→ **THE PROBLEM**:
Extract the listing below in full, unchanged.

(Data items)
-------

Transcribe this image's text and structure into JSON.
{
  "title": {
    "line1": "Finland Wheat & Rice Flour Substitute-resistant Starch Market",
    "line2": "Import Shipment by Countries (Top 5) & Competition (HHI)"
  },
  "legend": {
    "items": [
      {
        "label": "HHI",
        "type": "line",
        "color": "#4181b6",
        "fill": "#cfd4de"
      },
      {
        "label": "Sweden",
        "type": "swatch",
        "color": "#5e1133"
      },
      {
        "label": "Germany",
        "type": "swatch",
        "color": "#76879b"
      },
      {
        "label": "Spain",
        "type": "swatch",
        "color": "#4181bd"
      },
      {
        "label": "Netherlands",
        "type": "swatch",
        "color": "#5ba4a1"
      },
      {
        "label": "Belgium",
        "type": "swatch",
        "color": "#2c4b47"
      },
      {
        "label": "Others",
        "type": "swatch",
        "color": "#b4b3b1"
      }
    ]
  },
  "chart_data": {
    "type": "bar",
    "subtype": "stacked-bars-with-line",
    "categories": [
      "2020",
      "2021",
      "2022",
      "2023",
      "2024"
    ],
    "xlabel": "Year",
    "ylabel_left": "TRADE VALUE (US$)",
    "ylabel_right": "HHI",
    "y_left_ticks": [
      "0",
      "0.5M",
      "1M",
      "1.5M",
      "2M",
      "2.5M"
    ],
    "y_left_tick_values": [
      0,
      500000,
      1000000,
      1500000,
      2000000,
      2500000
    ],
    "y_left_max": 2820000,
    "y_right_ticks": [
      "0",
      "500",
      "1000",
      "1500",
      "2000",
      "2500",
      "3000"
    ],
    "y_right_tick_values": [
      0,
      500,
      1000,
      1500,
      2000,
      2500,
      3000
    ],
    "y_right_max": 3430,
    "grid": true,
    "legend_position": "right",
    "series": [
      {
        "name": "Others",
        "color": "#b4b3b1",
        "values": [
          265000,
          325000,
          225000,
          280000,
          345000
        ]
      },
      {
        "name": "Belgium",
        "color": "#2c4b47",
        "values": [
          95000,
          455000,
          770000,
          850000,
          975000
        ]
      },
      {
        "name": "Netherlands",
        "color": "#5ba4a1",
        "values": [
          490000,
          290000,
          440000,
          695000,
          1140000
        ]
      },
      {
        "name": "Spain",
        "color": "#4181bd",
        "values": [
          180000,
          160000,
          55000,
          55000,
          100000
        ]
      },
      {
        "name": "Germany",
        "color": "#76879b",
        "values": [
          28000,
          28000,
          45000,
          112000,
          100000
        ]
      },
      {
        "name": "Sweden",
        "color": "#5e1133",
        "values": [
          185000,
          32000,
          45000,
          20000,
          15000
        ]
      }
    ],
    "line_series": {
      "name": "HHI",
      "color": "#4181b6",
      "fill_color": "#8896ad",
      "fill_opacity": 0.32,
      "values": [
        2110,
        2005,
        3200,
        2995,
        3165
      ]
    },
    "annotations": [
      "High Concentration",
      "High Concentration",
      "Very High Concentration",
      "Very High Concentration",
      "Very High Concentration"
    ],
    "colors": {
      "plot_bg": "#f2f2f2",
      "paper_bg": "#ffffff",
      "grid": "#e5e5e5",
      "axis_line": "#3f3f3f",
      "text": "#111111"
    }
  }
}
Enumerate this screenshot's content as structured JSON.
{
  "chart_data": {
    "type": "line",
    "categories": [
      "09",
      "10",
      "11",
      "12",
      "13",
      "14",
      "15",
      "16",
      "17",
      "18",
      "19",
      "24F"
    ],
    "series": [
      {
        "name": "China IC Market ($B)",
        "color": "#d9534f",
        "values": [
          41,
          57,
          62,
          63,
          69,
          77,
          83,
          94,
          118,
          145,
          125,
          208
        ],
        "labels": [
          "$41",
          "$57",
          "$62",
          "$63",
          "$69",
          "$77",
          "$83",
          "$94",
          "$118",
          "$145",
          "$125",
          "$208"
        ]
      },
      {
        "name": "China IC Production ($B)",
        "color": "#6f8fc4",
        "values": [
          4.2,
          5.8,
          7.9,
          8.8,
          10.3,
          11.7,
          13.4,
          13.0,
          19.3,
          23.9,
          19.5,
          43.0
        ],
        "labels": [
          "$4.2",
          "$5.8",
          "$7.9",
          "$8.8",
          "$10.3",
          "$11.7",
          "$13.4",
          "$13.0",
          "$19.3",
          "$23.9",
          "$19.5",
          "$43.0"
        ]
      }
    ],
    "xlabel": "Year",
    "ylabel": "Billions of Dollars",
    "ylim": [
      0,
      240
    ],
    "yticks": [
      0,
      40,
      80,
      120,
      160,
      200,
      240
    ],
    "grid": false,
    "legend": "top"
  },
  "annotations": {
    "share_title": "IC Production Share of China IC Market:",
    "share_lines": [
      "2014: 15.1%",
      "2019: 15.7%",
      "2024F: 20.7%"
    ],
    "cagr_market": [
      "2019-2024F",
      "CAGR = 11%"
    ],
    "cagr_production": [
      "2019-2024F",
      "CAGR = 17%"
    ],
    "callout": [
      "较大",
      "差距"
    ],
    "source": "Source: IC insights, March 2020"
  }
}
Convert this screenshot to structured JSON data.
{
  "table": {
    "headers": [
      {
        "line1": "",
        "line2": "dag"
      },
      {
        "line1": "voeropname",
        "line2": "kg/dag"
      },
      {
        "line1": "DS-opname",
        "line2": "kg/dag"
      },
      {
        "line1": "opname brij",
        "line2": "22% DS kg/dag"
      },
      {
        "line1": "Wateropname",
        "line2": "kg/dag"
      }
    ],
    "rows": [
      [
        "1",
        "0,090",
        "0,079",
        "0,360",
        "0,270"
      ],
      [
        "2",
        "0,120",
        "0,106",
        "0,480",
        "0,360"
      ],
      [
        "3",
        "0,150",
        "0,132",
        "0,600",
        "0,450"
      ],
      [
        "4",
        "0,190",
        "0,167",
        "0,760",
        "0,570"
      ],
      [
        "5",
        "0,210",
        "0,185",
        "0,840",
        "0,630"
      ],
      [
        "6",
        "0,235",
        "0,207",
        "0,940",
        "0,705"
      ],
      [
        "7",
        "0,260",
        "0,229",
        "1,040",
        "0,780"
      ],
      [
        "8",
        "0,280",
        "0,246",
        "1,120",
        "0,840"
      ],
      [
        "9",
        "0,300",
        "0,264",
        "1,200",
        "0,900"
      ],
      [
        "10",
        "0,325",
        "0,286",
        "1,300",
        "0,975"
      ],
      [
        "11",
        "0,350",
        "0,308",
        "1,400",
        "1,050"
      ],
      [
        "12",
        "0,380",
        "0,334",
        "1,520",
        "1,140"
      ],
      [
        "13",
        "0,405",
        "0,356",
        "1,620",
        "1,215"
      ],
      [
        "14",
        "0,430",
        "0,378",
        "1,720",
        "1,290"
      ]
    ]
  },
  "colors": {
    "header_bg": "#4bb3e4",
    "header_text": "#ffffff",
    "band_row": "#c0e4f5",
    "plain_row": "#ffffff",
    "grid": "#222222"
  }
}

-------

→ **TASK SOLUTION**:
Transcribe this image's text and structure into JSON.
{
  "title": {
    "line1": "Finland Wheat & Rice Flour Substitute-resistant Starch Market",
    "line2": "Import Shipment by Countries (Top 5) & Competition (HHI)"
  },
  "legend": {
    "items": [
      {
        "label": "HHI",
        "type": "line",
        "color": "#4181b6",
        "fill": "#cfd4de"
      },
      {
        "label": "Sweden",
        "type": "swatch",
        "color": "#5e1133"
      },
      {
        "label": "Germany",
        "type": "swatch",
        "color": "#76879b"
      },
      {
        "label": "Spain",
        "type": "swatch",
        "color": "#4181bd"
      },
      {
        "label": "Netherlands",
        "type": "swatch",
        "color": "#5ba4a1"
      },
      {
        "label": "Belgium",
        "type": "swatch",
        "color": "#2c4b47"
      },
      {
        "label": "Others",
        "type": "swatch",
        "color": "#b4b3b1"
      }
    ]
  },
  "chart_data": {
    "type": "bar",
    "subtype": "stacked-bars-with-line",
    "categories": [
      "2020",
      "2021",
      "2022",
      "2023",
      "2024"
    ],
    "xlabel": "Year",
    "ylabel_left": "TRADE VALUE (US$)",
    "ylabel_right": "HHI",
    "y_left_ticks": [
      "0",
      "0.5M",
      "1M",
      "1.5M",
      "2M",
      "2.5M"
    ],
    "y_left_tick_values": [
      0,
      500000,
      1000000,
      1500000,
      2000000,
      2500000
    ],
    "y_left_max": 2820000,
    "y_right_ticks": [
      "0",
      "500",
      "1000",
      "1500",
      "2000",
      "2500",
      "3000"
    ],
    "y_right_tick_values": [
      0,
      500,
      1000,
      1500,
      2000,
      2500,
      3000
    ],
    "y_right_max": 3430,
    "grid": true,
    "legend_position": "right",
    "series": [
      {
        "name": "Others",
        "color": "#b4b3b1",
        "values": [
          265000,
          325000,
          225000,
          280000,
          345000
        ]
      },
      {
        "name": "Belgium",
        "color": "#2c4b47",
        "values": [
          95000,
          455000,
          770000,
          850000,
          975000
        ]
      },
      {
        "name": "Netherlands",
        "color": "#5ba4a1",
        "values": [
          490000,
          290000,
          440000,
          695000,
          1140000
        ]
      },
      {
        "name": "Spain",
        "color": "#4181bd",
        "values": [
          180000,
          160000,
          55000,
          55000,
          100000
        ]
      },
      {
        "name": "Germany",
        "color": "#76879b",
        "values": [
          28000,
          28000,
          45000,
          112000,
          100000
        ]
      },
      {
        "name": "Sweden",
        "color": "#5e1133",
        "values": [
          185000,
          32000,
          45000,
          20000,
          15000
        ]
      }
    ],
    "line_series": {
      "name": "HHI",
      "color": "#4181b6",
      "fill_color": "#8896ad",
      "fill_opacity": 0.32,
      "values": [
        2110,
        2005,
        3200,
        2995,
        3165
      ]
    },
    "annotations": [
      "High Concentration",
      "High Concentration",
      "Very High Concentration",
      "Very High Concentration",
      "Very High Concentration"
    ],
    "colors": {
      "plot_bg": "#f2f2f2",
      "paper_bg": "#ffffff",
      "grid": "#e5e5e5",
      "axis_line": "#3f3f3f",
      "text": "#111111"
    }
  }
}
Enumerate this screenshot's content as structured JSON.
{
  "chart_data": {
    "type": "line",
    "categories": [
      "09",
      "10",
      "11",
      "12",
      "13",
      "14",
      "15",
      "16",
      "17",
      "18",
      "19",
      "24F"
    ],
    "series": [
      {
        "name": "China IC Market ($B)",
        "color": "#d9534f",
        "values": [
          41,
          57,
          62,
          63,
          69,
          77,
          83,
          94,
          118,
          145,
          125,
          208
        ],
        "labels": [
          "$41",
          "$57",
          "$62",
          "$63",
          "$69",
          "$77",
          "$83",
          "$94",
          "$118",
          "$145",
          "$125",
          "$208"
        ]
      },
      {
        "name": "China IC Production ($B)",
        "color": "#6f8fc4",
        "values": [
          4.2,
          5.8,
          7.9,
          8.8,
          10.3,
          11.7,
          13.4,
          13.0,
          19.3,
          23.9,
          19.5,
          43.0
        ],
        "labels": [
          "$4.2",
          "$5.8",
          "$7.9",
          "$8.8",
          "$10.3",
          "$11.7",
          "$13.4",
          "$13.0",
          "$19.3",
          "$23.9",
          "$19.5",
          "$43.0"
        ]
      }
    ],
    "xlabel": "Year",
    "ylabel": "Billions of Dollars",
    "ylim": [
      0,
      240
    ],
    "yticks": [
      0,
      40,
      80,
      120,
      160,
      200,
      240
    ],
    "grid": false,
    "legend": "top"
  },
  "annotations": {
    "share_title": "IC Production Share of China IC Market:",
    "share_lines": [
      "2014: 15.1%",
      "2019: 15.7%",
      "2024F: 20.7%"
    ],
    "cagr_market": [
      "2019-2024F",
      "CAGR = 11%"
    ],
    "cagr_production": [
      "2019-2024F",
      "CAGR = 17%"
    ],
    "callout": [
      "较大",
      "差距"
    ],
    "source": "Source: IC insights, March 2020"
  }
}
Convert this screenshot to structured JSON data.
{
  "table": {
    "headers": [
      {
        "line1": "",
        "line2": "dag"
      },
      {
        "line1": "voeropname",
        "line2": "kg/dag"
      },
      {
        "line1": "DS-opname",
        "line2": "kg/dag"
      },
      {
        "line1": "opname brij",
        "line2": "22% DS kg/dag"
      },
      {
        "line1": "Wateropname",
        "line2": "kg/dag"
      }
    ],
    "rows": [
      [
        "1",
        "0,090",
        "0,079",
        "0,360",
        "0,270"
      ],
      [
        "2",
        "0,120",
        "0,106",
        "0,480",
        "0,360"
      ],
      [
        "3",
        "0,150",
        "0,132",
        "0,600",
        "0,450"
      ],
      [
        "4",
        "0,190",
        "0,167",
        "0,760",
        "0,570"
      ],
      [
        "5",
        "0,210",
        "0,185",
        "0,840",
        "0,630"
      ],
      [
        "6",
        "0,235",
        "0,207",
        "0,940",
        "0,705"
      ],
      [
        "7",
        "0,260",
        "0,229",
        "1,040",
        "0,780"
      ],
      [
        "8",
        "0,280",
        "0,246",
        "1,120",
        "0,840"
      ],
      [
        "9",
        "0,300",
        "0,264",
        "1,200",
        "0,900"
      ],
      [
        "10",
        "0,325",
        "0,286",
        "1,300",
        "0,975"
      ],
      [
        "11",
        "0,350",
        "0,308",
        "1,400",
        "1,050"
      ],
      [
        "12",
        "0,380",
        "0,334",
        "1,520",
        "1,140"
      ],
      [
        "13",
        "0,405",
        "0,356",
        "1,620",
        "1,215"
      ],
      [
        "14",
        "0,430",
        "0,378",
        "1,720",
        "1,290"
      ]
    ]
  },
  "colors": {
    "header_bg": "#4bb3e4",
    "header_text": "#ffffff",
    "band_row": "#c0e4f5",
    "plain_row": "#ffffff",
    "grid": "#222222"
  }
}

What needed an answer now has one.